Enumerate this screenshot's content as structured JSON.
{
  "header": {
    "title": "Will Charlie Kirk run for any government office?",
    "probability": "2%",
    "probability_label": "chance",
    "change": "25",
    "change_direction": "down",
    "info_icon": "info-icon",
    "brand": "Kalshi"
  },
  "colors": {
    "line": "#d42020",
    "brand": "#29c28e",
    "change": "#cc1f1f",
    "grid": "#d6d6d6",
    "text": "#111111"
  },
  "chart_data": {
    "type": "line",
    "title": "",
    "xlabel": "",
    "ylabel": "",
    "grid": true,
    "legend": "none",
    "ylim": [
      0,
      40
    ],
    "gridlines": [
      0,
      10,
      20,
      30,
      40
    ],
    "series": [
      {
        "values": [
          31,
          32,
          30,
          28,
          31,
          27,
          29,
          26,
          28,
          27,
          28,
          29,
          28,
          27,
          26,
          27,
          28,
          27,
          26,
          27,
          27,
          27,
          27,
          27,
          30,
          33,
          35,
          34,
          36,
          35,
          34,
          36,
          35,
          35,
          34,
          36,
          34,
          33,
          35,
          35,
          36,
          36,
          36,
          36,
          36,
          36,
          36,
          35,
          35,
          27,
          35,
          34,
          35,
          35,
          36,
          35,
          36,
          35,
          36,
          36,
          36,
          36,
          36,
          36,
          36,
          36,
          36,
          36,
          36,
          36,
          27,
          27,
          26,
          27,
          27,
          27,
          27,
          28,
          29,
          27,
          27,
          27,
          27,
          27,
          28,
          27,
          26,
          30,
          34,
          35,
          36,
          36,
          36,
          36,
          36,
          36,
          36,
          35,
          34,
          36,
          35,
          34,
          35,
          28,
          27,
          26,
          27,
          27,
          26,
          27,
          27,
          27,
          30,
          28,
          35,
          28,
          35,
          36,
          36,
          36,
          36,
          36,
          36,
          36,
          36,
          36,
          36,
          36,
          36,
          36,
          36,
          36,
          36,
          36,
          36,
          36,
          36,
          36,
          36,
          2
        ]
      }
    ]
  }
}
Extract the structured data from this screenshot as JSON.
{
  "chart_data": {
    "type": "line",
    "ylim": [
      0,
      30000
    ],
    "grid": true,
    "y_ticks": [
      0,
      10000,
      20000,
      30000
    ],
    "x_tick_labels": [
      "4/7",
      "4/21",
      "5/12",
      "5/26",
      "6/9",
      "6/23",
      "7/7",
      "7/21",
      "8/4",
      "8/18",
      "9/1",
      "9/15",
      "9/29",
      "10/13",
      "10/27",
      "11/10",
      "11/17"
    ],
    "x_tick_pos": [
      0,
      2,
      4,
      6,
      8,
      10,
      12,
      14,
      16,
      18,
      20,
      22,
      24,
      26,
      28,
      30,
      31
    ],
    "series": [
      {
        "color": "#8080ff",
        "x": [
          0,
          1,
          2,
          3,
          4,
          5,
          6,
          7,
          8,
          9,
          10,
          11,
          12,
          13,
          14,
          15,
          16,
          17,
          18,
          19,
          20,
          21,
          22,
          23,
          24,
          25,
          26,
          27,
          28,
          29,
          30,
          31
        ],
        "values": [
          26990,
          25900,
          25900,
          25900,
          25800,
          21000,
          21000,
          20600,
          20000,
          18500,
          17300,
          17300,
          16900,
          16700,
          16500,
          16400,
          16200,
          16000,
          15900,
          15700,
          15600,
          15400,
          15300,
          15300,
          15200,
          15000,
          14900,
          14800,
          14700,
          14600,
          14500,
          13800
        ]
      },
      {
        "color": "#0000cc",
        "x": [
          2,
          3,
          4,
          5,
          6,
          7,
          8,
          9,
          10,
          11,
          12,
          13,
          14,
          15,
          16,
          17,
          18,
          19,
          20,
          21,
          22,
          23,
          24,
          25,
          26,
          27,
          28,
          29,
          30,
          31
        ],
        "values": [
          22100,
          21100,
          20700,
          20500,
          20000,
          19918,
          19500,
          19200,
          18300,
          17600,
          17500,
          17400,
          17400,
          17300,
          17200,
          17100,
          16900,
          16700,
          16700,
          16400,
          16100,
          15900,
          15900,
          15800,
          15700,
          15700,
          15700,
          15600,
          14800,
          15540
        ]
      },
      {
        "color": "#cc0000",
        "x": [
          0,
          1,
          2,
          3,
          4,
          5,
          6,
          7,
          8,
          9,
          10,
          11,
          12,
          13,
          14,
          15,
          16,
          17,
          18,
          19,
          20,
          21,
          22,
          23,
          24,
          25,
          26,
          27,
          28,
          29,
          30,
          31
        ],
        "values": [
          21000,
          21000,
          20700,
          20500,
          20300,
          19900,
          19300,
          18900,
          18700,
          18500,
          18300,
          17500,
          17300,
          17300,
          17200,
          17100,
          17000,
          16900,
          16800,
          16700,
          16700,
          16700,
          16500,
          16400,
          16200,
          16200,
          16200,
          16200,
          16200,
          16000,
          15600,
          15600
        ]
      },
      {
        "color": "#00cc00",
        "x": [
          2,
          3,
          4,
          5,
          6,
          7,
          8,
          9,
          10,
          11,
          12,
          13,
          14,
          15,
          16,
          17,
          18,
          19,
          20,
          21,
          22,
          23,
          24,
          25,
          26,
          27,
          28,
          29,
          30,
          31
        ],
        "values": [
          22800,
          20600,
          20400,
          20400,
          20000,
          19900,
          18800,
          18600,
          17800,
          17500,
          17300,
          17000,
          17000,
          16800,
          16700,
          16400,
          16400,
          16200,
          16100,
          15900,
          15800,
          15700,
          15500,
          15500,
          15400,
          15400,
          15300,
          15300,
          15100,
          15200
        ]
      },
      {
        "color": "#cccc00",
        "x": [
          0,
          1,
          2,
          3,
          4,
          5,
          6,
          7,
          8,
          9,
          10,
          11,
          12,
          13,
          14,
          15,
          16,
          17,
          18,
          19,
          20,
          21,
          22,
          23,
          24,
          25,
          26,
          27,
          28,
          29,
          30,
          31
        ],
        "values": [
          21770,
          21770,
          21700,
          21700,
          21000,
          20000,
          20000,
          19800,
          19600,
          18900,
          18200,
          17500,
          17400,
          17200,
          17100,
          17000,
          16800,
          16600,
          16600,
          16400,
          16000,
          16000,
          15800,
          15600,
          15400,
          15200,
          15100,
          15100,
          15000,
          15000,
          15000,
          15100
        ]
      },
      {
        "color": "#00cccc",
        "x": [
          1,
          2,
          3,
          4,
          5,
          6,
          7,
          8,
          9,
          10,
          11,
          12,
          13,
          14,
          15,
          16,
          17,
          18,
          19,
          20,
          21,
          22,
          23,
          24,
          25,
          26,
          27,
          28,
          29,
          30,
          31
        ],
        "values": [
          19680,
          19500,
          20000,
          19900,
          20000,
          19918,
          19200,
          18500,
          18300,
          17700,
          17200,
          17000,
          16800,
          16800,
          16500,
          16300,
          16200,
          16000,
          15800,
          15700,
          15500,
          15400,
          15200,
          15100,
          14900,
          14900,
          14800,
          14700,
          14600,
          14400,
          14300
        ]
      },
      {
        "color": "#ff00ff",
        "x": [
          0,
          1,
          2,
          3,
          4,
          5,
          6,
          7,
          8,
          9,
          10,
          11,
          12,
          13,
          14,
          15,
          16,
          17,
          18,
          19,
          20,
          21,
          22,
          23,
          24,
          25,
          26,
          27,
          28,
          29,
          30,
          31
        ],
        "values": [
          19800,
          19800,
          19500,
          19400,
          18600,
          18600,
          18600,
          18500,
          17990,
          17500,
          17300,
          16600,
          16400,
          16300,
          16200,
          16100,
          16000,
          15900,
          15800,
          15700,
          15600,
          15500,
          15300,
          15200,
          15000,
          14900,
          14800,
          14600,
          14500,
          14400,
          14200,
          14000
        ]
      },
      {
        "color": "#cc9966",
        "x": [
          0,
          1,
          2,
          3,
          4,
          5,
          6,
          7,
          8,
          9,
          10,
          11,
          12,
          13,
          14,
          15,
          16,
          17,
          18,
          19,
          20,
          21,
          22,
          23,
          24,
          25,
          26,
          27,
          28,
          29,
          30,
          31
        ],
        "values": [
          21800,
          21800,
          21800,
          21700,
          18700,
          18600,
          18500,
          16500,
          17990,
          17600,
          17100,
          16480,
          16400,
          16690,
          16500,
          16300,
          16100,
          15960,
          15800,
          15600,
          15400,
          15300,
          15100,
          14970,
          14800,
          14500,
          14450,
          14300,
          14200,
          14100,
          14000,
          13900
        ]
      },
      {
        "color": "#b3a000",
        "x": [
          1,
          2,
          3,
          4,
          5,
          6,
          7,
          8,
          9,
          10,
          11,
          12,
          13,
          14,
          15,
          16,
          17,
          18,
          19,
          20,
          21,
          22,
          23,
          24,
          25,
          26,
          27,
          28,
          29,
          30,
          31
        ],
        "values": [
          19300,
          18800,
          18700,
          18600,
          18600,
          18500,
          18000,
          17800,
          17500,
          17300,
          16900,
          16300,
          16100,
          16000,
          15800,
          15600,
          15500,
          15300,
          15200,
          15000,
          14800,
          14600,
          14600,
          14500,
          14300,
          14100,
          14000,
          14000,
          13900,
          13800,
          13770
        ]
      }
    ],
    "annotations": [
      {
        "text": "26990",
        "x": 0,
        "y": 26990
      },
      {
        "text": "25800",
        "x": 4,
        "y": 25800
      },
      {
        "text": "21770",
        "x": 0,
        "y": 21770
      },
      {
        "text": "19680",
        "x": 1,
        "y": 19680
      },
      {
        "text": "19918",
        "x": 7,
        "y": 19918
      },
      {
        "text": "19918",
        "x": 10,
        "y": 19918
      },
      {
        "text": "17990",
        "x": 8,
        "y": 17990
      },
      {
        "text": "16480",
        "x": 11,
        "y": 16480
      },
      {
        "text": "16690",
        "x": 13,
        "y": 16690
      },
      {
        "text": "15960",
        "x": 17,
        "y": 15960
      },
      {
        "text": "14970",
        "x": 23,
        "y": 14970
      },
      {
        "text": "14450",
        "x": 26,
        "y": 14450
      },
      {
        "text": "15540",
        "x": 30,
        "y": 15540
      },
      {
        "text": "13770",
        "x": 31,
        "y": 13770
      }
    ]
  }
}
########################################
→ Task details
Return nothing except the number of lines that include the string "screenshot".

→ Completed task
2